==== Material ====
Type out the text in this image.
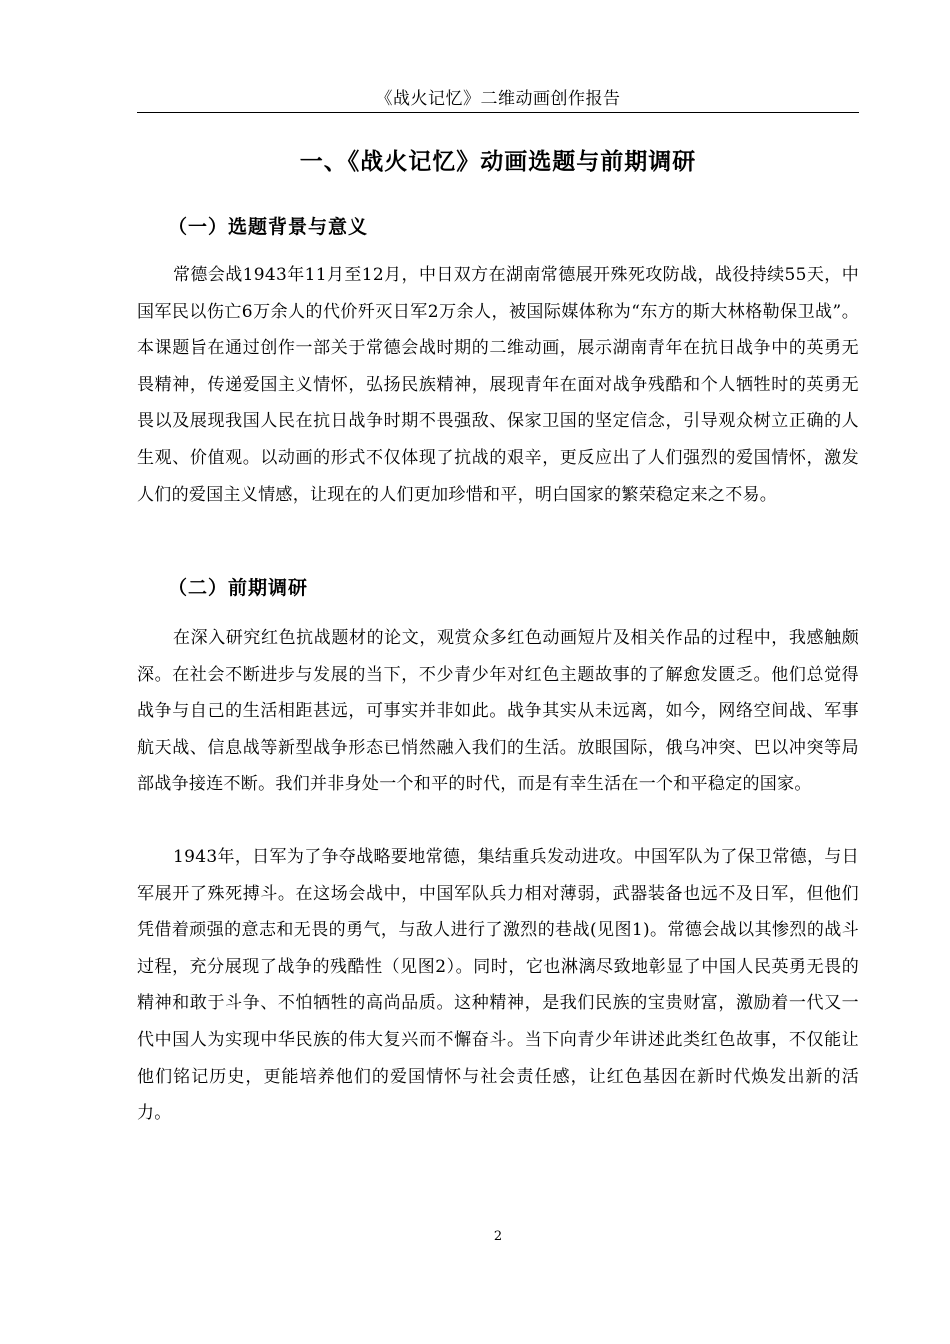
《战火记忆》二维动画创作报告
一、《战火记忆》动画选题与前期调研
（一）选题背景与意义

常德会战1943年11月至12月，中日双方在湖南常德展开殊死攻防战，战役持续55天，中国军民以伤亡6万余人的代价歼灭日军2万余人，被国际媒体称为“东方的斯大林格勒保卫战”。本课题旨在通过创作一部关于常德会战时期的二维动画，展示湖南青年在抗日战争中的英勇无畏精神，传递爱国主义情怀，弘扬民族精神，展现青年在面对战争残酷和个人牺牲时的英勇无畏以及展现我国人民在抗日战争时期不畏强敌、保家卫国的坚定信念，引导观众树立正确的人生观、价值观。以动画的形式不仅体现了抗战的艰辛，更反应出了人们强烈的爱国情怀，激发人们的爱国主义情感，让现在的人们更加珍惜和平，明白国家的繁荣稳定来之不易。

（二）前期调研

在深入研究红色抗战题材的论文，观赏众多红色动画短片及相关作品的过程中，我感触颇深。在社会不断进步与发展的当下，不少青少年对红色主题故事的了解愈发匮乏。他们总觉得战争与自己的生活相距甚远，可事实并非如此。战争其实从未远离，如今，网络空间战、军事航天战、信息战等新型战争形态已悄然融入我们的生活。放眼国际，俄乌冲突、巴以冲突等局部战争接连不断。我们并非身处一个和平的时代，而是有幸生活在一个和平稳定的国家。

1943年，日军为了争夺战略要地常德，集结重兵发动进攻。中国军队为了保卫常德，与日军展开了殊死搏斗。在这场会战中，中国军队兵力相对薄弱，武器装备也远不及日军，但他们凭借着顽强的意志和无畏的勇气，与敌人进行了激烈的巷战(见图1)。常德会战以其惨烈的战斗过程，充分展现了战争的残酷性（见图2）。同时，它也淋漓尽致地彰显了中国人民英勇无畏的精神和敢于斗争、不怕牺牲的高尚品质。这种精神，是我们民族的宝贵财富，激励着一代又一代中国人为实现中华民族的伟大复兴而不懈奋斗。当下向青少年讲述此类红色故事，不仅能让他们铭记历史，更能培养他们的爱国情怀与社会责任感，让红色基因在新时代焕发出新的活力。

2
====
◆ Job
Quote the full listing above word for word; exclude every picture from the copy.

◆ Reply
Type out the text in this image.
《战火记忆》二维动画创作报告
一、《战火记忆》动画选题与前期调研
（一）选题背景与意义

常德会战1943年11月至12月，中日双方在湖南常德展开殊死攻防战，战役持续55天，中国军民以伤亡6万余人的代价歼灭日军2万余人，被国际媒体称为“东方的斯大林格勒保卫战”。本课题旨在通过创作一部关于常德会战时期的二维动画，展示湖南青年在抗日战争中的英勇无畏精神，传递爱国主义情怀，弘扬民族精神，展现青年在面对战争残酷和个人牺牲时的英勇无畏以及展现我国人民在抗日战争时期不畏强敌、保家卫国的坚定信念，引导观众树立正确的人生观、价值观。以动画的形式不仅体现了抗战的艰辛，更反应出了人们强烈的爱国情怀，激发人们的爱国主义情感，让现在的人们更加珍惜和平，明白国家的繁荣稳定来之不易。

（二）前期调研

在深入研究红色抗战题材的论文，观赏众多红色动画短片及相关作品的过程中，我感触颇深。在社会不断进步与发展的当下，不少青少年对红色主题故事的了解愈发匮乏。他们总觉得战争与自己的生活相距甚远，可事实并非如此。战争其实从未远离，如今，网络空间战、军事航天战、信息战等新型战争形态已悄然融入我们的生活。放眼国际，俄乌冲突、巴以冲突等局部战争接连不断。我们并非身处一个和平的时代，而是有幸生活在一个和平稳定的国家。

1943年，日军为了争夺战略要地常德，集结重兵发动进攻。中国军队为了保卫常德，与日军展开了殊死搏斗。在这场会战中，中国军队兵力相对薄弱，武器装备也远不及日军，但他们凭借着顽强的意志和无畏的勇气，与敌人进行了激烈的巷战(见图1)。常德会战以其惨烈的战斗过程，充分展现了战争的残酷性（见图2）。同时，它也淋漓尽致地彰显了中国人民英勇无畏的精神和敢于斗争、不怕牺牲的高尚品质。这种精神，是我们民族的宝贵财富，激励着一代又一代中国人为实现中华民族的伟大复兴而不懈奋斗。当下向青少年讲述此类红色故事，不仅能让他们铭记历史，更能培养他们的爱国情怀与社会责任感，让红色基因在新时代焕发出新的活力。

2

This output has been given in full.